*WORK INSTRUCTIONS*. Identify all lines in the data containing the string "zimowy". Copy them out.

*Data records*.
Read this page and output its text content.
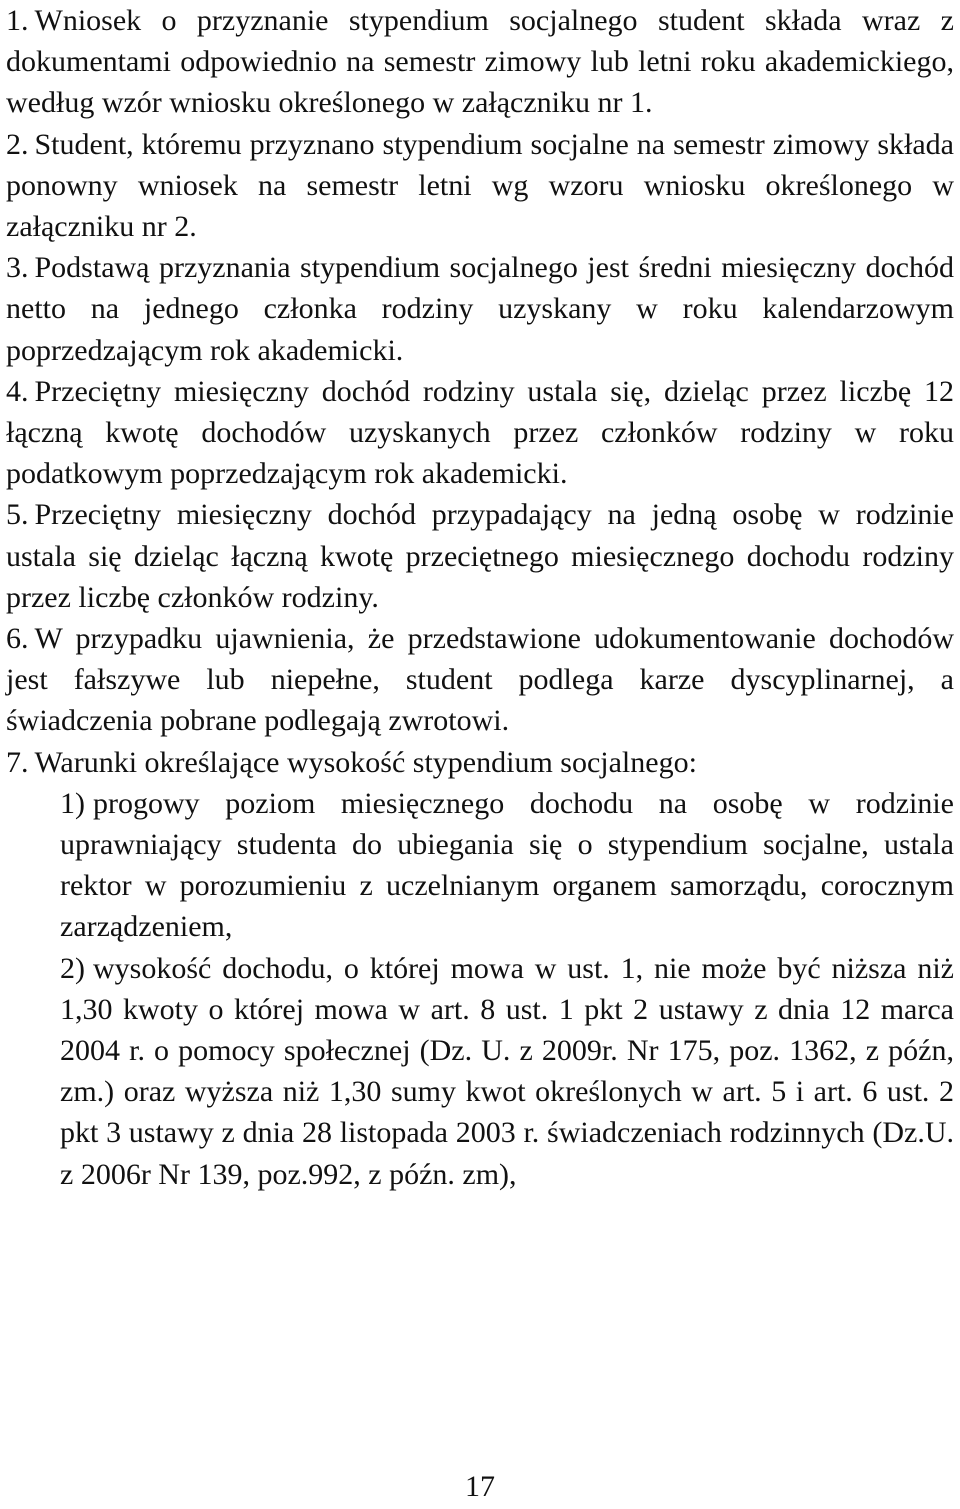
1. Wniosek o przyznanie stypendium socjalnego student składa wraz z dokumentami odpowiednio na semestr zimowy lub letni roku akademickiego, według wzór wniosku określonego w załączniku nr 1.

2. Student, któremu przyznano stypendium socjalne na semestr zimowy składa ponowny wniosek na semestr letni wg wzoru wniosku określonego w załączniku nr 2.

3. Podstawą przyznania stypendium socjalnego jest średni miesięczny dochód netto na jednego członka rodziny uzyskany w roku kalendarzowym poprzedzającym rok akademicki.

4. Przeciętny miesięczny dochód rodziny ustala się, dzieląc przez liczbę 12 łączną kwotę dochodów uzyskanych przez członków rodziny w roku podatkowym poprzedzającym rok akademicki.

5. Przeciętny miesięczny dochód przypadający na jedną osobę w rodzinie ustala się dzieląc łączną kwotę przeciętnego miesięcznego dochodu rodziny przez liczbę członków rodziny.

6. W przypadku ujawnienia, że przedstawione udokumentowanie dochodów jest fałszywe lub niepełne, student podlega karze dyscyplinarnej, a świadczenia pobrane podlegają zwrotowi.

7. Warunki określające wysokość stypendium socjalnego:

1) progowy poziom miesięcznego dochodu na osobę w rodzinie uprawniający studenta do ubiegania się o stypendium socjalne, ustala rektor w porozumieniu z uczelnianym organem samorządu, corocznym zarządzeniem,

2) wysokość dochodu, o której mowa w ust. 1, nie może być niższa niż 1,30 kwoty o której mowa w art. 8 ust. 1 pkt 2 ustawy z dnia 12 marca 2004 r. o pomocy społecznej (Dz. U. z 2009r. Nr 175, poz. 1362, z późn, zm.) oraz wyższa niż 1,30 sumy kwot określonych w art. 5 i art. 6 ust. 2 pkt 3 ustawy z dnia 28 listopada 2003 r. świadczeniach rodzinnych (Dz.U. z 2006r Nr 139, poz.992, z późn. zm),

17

*THE ANSWER*.
1. Wniosek o przyznanie stypendium socjalnego student składa wraz z dokumentami odpowiednio na semestr zimowy lub letni roku akademickiego, według wzór wniosku określonego w załączniku nr 1.
2. Student, któremu przyznano stypendium socjalne na semestr zimowy składa ponowny wniosek na semestr letni wg wzoru wniosku określonego w załączniku nr 2.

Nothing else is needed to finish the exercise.